**What you will do:**
Are you able to quote each entry exactly as written?

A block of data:
....

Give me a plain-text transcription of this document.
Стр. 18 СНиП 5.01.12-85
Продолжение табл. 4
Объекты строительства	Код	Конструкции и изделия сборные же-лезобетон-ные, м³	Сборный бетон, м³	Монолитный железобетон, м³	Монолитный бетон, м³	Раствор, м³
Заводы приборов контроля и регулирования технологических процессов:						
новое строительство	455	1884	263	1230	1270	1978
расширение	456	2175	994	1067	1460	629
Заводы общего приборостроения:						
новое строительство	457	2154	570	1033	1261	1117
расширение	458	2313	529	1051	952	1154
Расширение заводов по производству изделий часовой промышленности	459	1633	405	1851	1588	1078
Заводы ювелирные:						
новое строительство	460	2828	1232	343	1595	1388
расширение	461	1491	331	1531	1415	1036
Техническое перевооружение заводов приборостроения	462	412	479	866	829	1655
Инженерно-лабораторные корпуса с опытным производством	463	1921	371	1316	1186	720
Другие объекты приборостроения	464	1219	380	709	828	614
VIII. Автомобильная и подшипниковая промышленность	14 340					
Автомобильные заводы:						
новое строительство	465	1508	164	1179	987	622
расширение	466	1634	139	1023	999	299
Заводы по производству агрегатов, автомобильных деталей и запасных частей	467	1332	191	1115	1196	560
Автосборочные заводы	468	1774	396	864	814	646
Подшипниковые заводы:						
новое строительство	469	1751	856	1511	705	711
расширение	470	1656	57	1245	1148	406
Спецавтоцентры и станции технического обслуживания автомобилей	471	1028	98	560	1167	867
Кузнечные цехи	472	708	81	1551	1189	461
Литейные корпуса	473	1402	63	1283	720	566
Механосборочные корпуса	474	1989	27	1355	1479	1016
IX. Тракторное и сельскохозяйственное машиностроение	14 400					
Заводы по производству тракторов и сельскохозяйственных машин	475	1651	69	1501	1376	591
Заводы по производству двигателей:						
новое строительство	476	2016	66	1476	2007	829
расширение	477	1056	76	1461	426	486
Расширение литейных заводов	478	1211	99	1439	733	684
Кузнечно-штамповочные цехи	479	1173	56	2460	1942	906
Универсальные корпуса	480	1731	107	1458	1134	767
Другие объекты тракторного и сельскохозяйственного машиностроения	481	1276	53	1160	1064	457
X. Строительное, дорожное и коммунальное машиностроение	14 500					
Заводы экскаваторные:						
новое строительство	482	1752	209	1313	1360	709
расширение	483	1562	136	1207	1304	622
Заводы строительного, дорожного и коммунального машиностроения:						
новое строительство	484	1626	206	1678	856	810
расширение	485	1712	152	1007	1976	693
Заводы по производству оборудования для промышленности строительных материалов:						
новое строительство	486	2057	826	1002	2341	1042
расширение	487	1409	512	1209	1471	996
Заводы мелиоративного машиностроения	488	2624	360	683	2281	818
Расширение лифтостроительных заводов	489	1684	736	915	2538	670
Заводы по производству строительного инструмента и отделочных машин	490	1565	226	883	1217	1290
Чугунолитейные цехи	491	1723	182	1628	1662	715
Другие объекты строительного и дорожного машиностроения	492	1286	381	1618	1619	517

....

**Worked answer:**
Give me a plain-text transcription of this document.
Стр. 18 СНиП 5.01.12-85
Продолжение табл. 4
Объекты строительства	Код	Конструкции и изделия сборные же-лезобетон-ные, м³	Сборный бетон, м³	Монолитный железобетон, м³	Монолитный бетон, м³	Раствор, м³
Заводы приборов контроля и регулирования технологических процессов:						
новое строительство	455	1884	263	1230	1270	1978
расширение	456	2175	994	1067	1460	629
Заводы общего приборостроения:						
новое строительство	457	2154	570	1033	1261	1117
расширение	458	2313	529	1051	952	1154
Расширение заводов по производству изделий часовой промышленности	459	1633	405	1851	1588	1078
Заводы ювелирные:						
новое строительство	460	2828	1232	343	1595	1388
расширение	461	1491	331	1531	1415	1036
Техническое перевооружение заводов приборостроения	462	412	479	866	829	1655
Инженерно-лабораторные корпуса с опытным производством	463	1921	371	1316	1186	720
Другие объекты приборостроения	464	1219	380	709	828	614
VIII. Автомобильная и подшипниковая промышленность	14 340					
Автомобильные заводы:						
новое строительство	465	1508	164	1179	987	622
расширение	466	1634	139	1023	999	299
Заводы по производству агрегатов, автомобильных деталей и запасных частей	467	1332	191	1115	1196	560
Автосборочные заводы	468	1774	396	864	814	646
Подшипниковые заводы:						
новое строительство	469	1751	856	1511	705	711
расширение	470	1656	57	1245	1148	406
Спецавтоцентры и станции технического обслуживания автомобилей	471	1028	98	560	1167	867
Кузнечные цехи	472	708	81	1551	1189	461
Литейные корпуса	473	1402	63	1283	720	566
Механосборочные корпуса	474	1989	27	1355	1479	1016
IX. Тракторное и сельскохозяйственное машиностроение	14 400					
Заводы по производству тракторов и сельскохозяйственных машин	475	1651	69	1501	1376	591
Заводы по производству двигателей:						
новое строительство	476	2016	66	1476	2007	829
расширение	477	1056	76	1461	426	486
Расширение литейных заводов	478	1211	99	1439	733	684
Кузнечно-штамповочные цехи	479	1173	56	2460	1942	906
Универсальные корпуса	480	1731	107	1458	1134	767
Другие объекты тракторного и сельскохозяйственного машиностроения	481	1276	53	1160	1064	457
X. Строительное, дорожное и коммунальное машиностроение	14 500					
Заводы экскаваторные:						
новое строительство	482	1752	209	1313	1360	709
расширение	483	1562	136	1207	1304	622
Заводы строительного, дорожного и коммунального машиностроения:						
новое строительство	484	1626	206	1678	856	810
расширение	485	1712	152	1007	1976	693
Заводы по производству оборудования для промышленности строительных материалов:						
новое строительство	486	2057	826	1002	2341	1042
расширение	487	1409	512	1209	1471	996
Заводы мелиоративного машиностроения	488	2624	360	683	2281	818
Расширение лифтостроительных заводов	489	1684	736	915	2538	670
Заводы по производству строительного инструмента и отделочных машин	490	1565	226	883	1217	1290
Чугунолитейные цехи	491	1723	182	1628	1662	715
Другие объекты строительного и дорожного машиностроения	492	1286	381	1618	1619	517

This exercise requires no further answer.